Information shown:
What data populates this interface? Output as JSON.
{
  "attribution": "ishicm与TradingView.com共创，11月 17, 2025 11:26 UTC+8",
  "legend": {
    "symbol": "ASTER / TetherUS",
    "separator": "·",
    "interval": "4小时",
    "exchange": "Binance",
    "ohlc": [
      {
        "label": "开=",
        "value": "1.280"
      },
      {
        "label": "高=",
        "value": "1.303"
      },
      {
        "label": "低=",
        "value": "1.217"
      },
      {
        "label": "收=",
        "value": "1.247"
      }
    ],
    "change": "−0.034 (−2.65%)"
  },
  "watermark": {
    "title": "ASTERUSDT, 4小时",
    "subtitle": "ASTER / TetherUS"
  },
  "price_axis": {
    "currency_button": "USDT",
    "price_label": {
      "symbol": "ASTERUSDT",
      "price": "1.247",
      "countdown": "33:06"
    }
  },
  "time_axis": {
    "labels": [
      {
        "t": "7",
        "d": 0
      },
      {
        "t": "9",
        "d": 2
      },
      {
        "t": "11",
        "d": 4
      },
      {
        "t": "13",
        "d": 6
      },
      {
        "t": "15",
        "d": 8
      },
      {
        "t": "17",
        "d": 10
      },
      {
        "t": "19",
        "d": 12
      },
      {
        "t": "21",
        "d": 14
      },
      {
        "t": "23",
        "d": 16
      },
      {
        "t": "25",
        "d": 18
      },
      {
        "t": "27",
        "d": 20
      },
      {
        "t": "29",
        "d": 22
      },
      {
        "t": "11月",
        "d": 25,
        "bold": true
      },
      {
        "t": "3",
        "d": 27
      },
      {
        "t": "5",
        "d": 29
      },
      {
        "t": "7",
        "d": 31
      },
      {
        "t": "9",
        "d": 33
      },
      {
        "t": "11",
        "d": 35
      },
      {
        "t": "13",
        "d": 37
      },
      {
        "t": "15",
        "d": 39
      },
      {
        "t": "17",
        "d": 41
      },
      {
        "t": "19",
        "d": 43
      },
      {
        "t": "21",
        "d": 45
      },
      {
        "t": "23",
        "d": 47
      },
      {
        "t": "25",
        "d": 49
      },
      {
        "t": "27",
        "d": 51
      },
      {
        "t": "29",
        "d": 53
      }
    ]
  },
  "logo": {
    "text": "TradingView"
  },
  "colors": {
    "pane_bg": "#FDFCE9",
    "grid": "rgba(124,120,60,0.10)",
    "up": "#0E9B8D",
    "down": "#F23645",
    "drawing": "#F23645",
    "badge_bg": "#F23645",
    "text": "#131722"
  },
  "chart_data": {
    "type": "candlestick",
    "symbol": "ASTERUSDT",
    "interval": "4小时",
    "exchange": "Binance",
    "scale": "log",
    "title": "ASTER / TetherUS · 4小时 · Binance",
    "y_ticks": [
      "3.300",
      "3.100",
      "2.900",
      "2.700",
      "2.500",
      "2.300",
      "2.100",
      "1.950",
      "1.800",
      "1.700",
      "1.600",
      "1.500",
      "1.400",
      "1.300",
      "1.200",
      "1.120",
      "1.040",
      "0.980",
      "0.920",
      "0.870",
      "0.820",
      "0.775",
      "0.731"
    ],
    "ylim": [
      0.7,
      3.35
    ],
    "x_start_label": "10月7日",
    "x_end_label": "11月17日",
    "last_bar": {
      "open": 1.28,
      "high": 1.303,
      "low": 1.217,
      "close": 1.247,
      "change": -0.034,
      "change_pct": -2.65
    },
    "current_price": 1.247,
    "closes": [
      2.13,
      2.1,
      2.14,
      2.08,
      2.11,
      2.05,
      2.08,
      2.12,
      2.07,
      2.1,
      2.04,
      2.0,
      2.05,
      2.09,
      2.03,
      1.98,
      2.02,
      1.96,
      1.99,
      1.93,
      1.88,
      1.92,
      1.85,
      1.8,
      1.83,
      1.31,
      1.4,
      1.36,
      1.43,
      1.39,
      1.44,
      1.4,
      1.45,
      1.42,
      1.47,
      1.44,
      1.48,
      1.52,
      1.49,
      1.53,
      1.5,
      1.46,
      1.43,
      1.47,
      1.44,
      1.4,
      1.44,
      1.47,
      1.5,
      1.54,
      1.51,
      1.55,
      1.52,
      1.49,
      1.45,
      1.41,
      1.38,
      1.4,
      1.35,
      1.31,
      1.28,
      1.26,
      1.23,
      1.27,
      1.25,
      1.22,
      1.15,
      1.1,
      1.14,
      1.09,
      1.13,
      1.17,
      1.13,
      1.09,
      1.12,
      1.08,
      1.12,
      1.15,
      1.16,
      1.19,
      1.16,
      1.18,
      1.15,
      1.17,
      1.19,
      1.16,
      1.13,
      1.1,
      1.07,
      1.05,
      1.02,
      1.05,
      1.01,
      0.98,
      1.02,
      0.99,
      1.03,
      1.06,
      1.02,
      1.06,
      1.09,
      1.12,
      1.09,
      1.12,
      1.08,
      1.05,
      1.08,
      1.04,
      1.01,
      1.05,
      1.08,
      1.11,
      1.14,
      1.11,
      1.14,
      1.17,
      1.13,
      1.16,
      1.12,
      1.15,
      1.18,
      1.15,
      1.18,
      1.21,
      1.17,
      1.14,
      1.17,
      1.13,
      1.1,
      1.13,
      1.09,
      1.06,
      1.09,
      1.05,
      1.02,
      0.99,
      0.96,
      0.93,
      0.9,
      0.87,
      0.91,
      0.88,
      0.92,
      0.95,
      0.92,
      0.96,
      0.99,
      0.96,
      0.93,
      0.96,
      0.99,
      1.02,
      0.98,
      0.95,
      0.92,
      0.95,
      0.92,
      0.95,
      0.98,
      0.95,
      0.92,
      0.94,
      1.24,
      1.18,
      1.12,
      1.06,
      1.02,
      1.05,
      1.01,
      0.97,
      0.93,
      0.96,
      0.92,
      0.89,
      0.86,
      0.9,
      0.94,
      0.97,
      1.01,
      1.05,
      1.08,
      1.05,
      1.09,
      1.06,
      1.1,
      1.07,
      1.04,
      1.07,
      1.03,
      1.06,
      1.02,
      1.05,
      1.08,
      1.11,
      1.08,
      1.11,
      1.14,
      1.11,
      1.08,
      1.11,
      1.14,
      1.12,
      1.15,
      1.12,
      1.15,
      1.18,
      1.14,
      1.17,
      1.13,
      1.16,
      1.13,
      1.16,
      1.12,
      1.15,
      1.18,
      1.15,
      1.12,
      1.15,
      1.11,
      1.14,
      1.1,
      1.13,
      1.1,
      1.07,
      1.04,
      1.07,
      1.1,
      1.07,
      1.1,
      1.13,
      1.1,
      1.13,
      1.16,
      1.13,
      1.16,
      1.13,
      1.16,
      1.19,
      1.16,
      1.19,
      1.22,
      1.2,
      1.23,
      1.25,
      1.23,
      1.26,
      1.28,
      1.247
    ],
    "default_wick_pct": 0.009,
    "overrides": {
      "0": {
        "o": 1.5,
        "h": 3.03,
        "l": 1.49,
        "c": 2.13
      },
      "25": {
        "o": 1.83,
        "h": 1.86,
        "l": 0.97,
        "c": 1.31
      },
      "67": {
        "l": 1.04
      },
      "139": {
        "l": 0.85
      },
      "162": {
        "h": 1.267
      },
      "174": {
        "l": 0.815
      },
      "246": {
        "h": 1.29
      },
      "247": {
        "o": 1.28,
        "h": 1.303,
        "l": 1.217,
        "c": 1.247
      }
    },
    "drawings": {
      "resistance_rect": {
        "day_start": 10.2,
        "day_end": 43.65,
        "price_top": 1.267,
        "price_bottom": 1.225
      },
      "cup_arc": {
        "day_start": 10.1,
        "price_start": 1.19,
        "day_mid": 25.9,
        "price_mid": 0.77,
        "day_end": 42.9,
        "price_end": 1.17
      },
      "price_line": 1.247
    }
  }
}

Problem statement: Reproduce all of the material above word for word.

Output of the exercise:
What data populates this interface? Output as JSON.
{
  "attribution": "ishicm与TradingView.com共创，11月 17, 2025 11:26 UTC+8",
  "legend": {
    "symbol": "ASTER / TetherUS",
    "separator": "·",
    "interval": "4小时",
    "exchange": "Binance",
    "ohlc": [
      {
        "label": "开=",
        "value": "1.280"
      },
      {
        "label": "高=",
        "value": "1.303"
      },
      {
        "label": "低=",
        "value": "1.217"
      },
      {
        "label": "收=",
        "value": "1.247"
      }
    ],
    "change": "−0.034 (−2.65%)"
  },
  "watermark": {
    "title": "ASTERUSDT, 4小时",
    "subtitle": "ASTER / TetherUS"
  },
  "price_axis": {
    "currency_button": "USDT",
    "price_label": {
      "symbol": "ASTERUSDT",
      "price": "1.247",
      "countdown": "33:06"
    }
  },
  "time_axis": {
    "labels": [
      {
        "t": "7",
        "d": 0
      },
      {
        "t": "9",
        "d": 2
      },
      {
        "t": "11",
        "d": 4
      },
      {
        "t": "13",
        "d": 6
      },
      {
        "t": "15",
        "d": 8
      },
      {
        "t": "17",
        "d": 10
      },
      {
        "t": "19",
        "d": 12
      },
      {
        "t": "21",
        "d": 14
      },
      {
        "t": "23",
        "d": 16
      },
      {
        "t": "25",
        "d": 18
      },
      {
        "t": "27",
        "d": 20
      },
      {
        "t": "29",
        "d": 22
      },
      {
        "t": "11月",
        "d": 25,
        "bold": true
      },
      {
        "t": "3",
        "d": 27
      },
      {
        "t": "5",
        "d": 29
      },
      {
        "t": "7",
        "d": 31
      },
      {
        "t": "9",
        "d": 33
      },
      {
        "t": "11",
        "d": 35
      },
      {
        "t": "13",
        "d": 37
      },
      {
        "t": "15",
        "d": 39
      },
      {
        "t": "17",
        "d": 41
      },
      {
        "t": "19",
        "d": 43
      },
      {
        "t": "21",
        "d": 45
      },
      {
        "t": "23",
        "d": 47
      },
      {
        "t": "25",
        "d": 49
      },
      {
        "t": "27",
        "d": 51
      },
      {
        "t": "29",
        "d": 53
      }
    ]
  },
  "logo": {
    "text": "TradingView"
  },
  "colors": {
    "pane_bg": "#FDFCE9",
    "grid": "rgba(124,120,60,0.10)",
    "up": "#0E9B8D",
    "down": "#F23645",
    "drawing": "#F23645",
    "badge_bg": "#F23645",
    "text": "#131722"
  },
  "chart_data": {
    "type": "candlestick",
    "symbol": "ASTERUSDT",
    "interval": "4小时",
    "exchange": "Binance",
    "scale": "log",
    "title": "ASTER / TetherUS · 4小时 · Binance",
    "y_ticks": [
      "3.300",
      "3.100",
      "2.900",
      "2.700",
      "2.500",
      "2.300",
      "2.100",
      "1.950",
      "1.800",
      "1.700",
      "1.600",
      "1.500",
      "1.400",
      "1.300",
      "1.200",
      "1.120",
      "1.040",
      "0.980",
      "0.920",
      "0.870",
      "0.820",
      "0.775",
      "0.731"
    ],
    "ylim": [
      0.7,
      3.35
    ],
    "x_start_label": "10月7日",
    "x_end_label": "11月17日",
    "last_bar": {
      "open": 1.28,
      "high": 1.303,
      "low": 1.217,
      "close": 1.247,
      "change": -0.034,
      "change_pct": -2.65
    },
    "current_price": 1.247,
    "closes": [
      2.13,
      2.1,
      2.14,
      2.08,
      2.11,
      2.05,
      2.08,
      2.12,
      2.07,
      2.1,
      2.04,
      2.0,
      2.05,
      2.09,
      2.03,
      1.98,
      2.02,
      1.96,
      1.99,
      1.93,
      1.88,
      1.92,
      1.85,
      1.8,
      1.83,
      1.31,
      1.4,
      1.36,
      1.43,
      1.39,
      1.44,
      1.4,
      1.45,
      1.42,
      1.47,
      1.44,
      1.48,
      1.52,
      1.49,
      1.53,
      1.5,
      1.46,
      1.43,
      1.47,
      1.44,
      1.4,
      1.44,
      1.47,
      1.5,
      1.54,
      1.51,
      1.55,
      1.52,
      1.49,
      1.45,
      1.41,
      1.38,
      1.4,
      1.35,
      1.31,
      1.28,
      1.26,
      1.23,
      1.27,
      1.25,
      1.22,
      1.15,
      1.1,
      1.14,
      1.09,
      1.13,
      1.17,
      1.13,
      1.09,
      1.12,
      1.08,
      1.12,
      1.15,
      1.16,
      1.19,
      1.16,
      1.18,
      1.15,
      1.17,
      1.19,
      1.16,
      1.13,
      1.1,
      1.07,
      1.05,
      1.02,
      1.05,
      1.01,
      0.98,
      1.02,
      0.99,
      1.03,
      1.06,
      1.02,
      1.06,
      1.09,
      1.12,
      1.09,
      1.12,
      1.08,
      1.05,
      1.08,
      1.04,
      1.01,
      1.05,
      1.08,
      1.11,
      1.14,
      1.11,
      1.14,
      1.17,
      1.13,
      1.16,
      1.12,
      1.15,
      1.18,
      1.15,
      1.18,
      1.21,
      1.17,
      1.14,
      1.17,
      1.13,
      1.1,
      1.13,
      1.09,
      1.06,
      1.09,
      1.05,
      1.02,
      0.99,
      0.96,
      0.93,
      0.9,
      0.87,
      0.91,
      0.88,
      0.92,
      0.95,
      0.92,
      0.96,
      0.99,
      0.96,
      0.93,
      0.96,
      0.99,
      1.02,
      0.98,
      0.95,
      0.92,
      0.95,
      0.92,
      0.95,
      0.98,
      0.95,
      0.92,
      0.94,
      1.24,
      1.18,
      1.12,
      1.06,
      1.02,
      1.05,
      1.01,
      0.97,
      0.93,
      0.96,
      0.92,
      0.89,
      0.86,
      0.9,
      0.94,
      0.97,
      1.01,
      1.05,
      1.08,
      1.05,
      1.09,
      1.06,
      1.1,
      1.07,
      1.04,
      1.07,
      1.03,
      1.06,
      1.02,
      1.05,
      1.08,
      1.11,
      1.08,
      1.11,
      1.14,
      1.11,
      1.08,
      1.11,
      1.14,
      1.12,
      1.15,
      1.12,
      1.15,
      1.18,
      1.14,
      1.17,
      1.13,
      1.16,
      1.13,
      1.16,
      1.12,
      1.15,
      1.18,
      1.15,
      1.12,
      1.15,
      1.11,
      1.14,
      1.1,
      1.13,
      1.1,
      1.07,
      1.04,
      1.07,
      1.1,
      1.07,
      1.1,
      1.13,
      1.1,
      1.13,
      1.16,
      1.13,
      1.16,
      1.13,
      1.16,
      1.19,
      1.16,
      1.19,
      1.22,
      1.2,
      1.23,
      1.25,
      1.23,
      1.26,
      1.28,
      1.247
    ],
    "default_wick_pct": 0.009,
    "overrides": {
      "0": {
        "o": 1.5,
        "h": 3.03,
        "l": 1.49,
        "c": 2.13
      },
      "25": {
        "o": 1.83,
        "h": 1.86,
        "l": 0.97,
        "c": 1.31
      },
      "67": {
        "l": 1.04
      },
      "139": {
        "l": 0.85
      },
      "162": {
        "h": 1.267
      },
      "174": {
        "l": 0.815
      },
      "246": {
        "h": 1.29
      },
      "247": {
        "o": 1.28,
        "h": 1.303,
        "l": 1.217,
        "c": 1.247
      }
    },
    "drawings": {
      "resistance_rect": {
        "day_start": 10.2,
        "day_end": 43.65,
        "price_top": 1.267,
        "price_bottom": 1.225
      },
      "cup_arc": {
        "day_start": 10.1,
        "price_start": 1.19,
        "day_mid": 25.9,
        "price_mid": 0.77,
        "day_end": 42.9,
        "price_end": 1.17
      },
      "price_line": 1.247
    }
  }
}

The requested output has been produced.